* Entries shown *
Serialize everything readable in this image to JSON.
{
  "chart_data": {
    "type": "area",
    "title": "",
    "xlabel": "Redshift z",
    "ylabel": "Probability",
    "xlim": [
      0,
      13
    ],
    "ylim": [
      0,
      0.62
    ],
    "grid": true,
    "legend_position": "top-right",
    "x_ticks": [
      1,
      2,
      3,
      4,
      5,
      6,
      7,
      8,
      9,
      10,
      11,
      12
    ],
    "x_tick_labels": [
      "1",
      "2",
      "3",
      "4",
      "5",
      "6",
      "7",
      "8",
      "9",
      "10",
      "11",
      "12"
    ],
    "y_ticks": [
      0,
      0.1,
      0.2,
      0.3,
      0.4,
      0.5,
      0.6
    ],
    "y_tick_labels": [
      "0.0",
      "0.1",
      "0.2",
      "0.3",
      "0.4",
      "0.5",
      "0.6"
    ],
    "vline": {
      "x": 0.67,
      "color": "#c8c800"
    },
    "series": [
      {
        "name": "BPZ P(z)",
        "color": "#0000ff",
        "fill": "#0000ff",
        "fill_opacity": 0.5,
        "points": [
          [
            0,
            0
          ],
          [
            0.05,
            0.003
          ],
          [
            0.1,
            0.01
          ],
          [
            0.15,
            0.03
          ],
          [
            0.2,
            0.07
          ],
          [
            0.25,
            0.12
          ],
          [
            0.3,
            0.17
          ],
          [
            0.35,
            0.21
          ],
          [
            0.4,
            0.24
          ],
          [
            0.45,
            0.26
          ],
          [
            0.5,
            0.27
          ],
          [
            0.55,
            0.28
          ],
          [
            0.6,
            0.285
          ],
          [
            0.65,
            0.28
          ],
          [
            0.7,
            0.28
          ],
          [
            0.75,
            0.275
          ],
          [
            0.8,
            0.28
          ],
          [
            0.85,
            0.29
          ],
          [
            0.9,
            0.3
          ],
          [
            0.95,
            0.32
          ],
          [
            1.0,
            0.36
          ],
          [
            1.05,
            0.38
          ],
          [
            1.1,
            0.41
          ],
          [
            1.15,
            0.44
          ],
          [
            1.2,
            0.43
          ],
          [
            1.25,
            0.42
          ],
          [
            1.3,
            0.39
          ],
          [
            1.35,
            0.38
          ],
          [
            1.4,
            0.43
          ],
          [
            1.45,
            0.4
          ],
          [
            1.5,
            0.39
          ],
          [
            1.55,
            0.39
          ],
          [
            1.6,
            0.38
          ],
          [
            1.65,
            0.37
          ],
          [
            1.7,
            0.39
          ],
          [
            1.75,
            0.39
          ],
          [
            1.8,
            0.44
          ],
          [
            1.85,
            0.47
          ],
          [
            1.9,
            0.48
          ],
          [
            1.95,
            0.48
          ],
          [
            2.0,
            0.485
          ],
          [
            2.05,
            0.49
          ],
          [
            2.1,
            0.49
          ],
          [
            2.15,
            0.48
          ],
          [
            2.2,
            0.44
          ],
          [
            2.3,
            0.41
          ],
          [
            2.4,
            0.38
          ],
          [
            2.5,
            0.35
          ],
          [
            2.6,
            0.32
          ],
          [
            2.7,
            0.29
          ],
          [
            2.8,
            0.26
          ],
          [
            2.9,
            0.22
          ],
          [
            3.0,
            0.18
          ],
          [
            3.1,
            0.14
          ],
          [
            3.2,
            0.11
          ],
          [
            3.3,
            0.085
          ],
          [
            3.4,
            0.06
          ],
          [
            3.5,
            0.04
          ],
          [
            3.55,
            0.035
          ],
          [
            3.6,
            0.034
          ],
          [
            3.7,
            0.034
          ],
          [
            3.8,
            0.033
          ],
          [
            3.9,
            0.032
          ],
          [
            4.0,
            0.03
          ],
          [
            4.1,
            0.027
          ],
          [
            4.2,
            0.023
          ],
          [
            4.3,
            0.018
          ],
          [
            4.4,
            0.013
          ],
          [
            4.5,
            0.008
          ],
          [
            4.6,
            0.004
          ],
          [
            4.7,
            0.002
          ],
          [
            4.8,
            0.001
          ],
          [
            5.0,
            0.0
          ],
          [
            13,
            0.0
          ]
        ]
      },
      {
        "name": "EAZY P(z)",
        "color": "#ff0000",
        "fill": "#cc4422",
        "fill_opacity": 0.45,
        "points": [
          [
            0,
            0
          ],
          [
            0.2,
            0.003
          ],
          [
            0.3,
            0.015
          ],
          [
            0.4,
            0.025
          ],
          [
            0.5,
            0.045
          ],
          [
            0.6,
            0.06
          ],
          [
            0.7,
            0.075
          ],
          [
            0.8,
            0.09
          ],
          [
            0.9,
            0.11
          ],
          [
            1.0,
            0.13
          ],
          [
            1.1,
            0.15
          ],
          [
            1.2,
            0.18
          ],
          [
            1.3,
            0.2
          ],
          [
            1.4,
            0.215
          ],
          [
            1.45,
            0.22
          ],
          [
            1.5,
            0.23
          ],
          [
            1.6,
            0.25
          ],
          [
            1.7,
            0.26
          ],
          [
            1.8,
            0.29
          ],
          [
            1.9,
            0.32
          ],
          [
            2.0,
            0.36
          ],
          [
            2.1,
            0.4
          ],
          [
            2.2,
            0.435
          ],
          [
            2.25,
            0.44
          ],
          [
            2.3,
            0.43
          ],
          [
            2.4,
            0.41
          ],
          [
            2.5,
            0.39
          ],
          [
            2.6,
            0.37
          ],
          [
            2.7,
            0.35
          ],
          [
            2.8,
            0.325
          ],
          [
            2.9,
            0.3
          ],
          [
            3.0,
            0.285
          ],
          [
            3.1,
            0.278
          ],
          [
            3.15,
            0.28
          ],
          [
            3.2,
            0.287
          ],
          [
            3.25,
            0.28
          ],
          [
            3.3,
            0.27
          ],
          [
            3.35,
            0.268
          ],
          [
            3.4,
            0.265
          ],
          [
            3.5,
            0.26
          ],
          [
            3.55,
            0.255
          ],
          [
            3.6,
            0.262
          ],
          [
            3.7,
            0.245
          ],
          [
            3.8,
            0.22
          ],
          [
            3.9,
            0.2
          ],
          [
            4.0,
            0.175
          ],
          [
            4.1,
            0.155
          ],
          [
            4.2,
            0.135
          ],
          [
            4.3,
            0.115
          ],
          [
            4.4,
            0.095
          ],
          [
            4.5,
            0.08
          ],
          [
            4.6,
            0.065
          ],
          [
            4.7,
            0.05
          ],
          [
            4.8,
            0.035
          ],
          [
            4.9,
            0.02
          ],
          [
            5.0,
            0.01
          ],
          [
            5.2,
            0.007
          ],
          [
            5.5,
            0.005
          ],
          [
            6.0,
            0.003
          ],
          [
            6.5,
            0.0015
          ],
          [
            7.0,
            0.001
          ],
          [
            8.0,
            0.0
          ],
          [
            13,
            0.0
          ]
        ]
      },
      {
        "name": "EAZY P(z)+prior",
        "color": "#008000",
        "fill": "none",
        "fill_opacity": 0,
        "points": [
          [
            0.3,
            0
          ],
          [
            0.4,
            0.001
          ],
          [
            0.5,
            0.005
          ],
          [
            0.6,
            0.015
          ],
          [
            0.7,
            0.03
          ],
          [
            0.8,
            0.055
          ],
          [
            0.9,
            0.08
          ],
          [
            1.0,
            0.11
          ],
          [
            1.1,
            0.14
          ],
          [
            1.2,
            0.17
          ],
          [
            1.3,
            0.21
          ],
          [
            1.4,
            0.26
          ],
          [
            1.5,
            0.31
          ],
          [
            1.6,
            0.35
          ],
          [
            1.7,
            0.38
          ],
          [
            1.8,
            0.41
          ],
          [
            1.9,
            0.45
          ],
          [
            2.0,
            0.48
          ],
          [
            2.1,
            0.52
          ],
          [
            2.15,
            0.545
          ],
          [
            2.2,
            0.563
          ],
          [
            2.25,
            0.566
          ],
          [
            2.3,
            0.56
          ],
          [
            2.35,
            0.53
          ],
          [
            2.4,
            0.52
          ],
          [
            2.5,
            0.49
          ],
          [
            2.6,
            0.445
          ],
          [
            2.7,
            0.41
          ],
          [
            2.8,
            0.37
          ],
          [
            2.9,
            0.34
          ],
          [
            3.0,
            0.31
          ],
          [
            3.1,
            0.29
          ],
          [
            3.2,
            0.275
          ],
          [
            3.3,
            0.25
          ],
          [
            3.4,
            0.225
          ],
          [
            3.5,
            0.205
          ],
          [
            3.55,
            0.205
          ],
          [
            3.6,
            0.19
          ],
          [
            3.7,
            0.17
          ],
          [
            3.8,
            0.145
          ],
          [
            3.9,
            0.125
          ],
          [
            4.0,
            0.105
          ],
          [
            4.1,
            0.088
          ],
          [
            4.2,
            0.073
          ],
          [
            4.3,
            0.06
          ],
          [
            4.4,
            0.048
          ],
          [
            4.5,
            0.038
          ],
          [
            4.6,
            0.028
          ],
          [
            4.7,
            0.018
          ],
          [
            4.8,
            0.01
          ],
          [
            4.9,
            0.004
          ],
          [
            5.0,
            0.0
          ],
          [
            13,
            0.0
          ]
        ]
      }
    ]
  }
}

* Given exercise *
Read through the lines above and collect those that contain the string "color".

* Exercise response *
      "color": "#c8c800"
        "color": "#0000ff",
        "color": "#ff0000",
        "color": "#008000",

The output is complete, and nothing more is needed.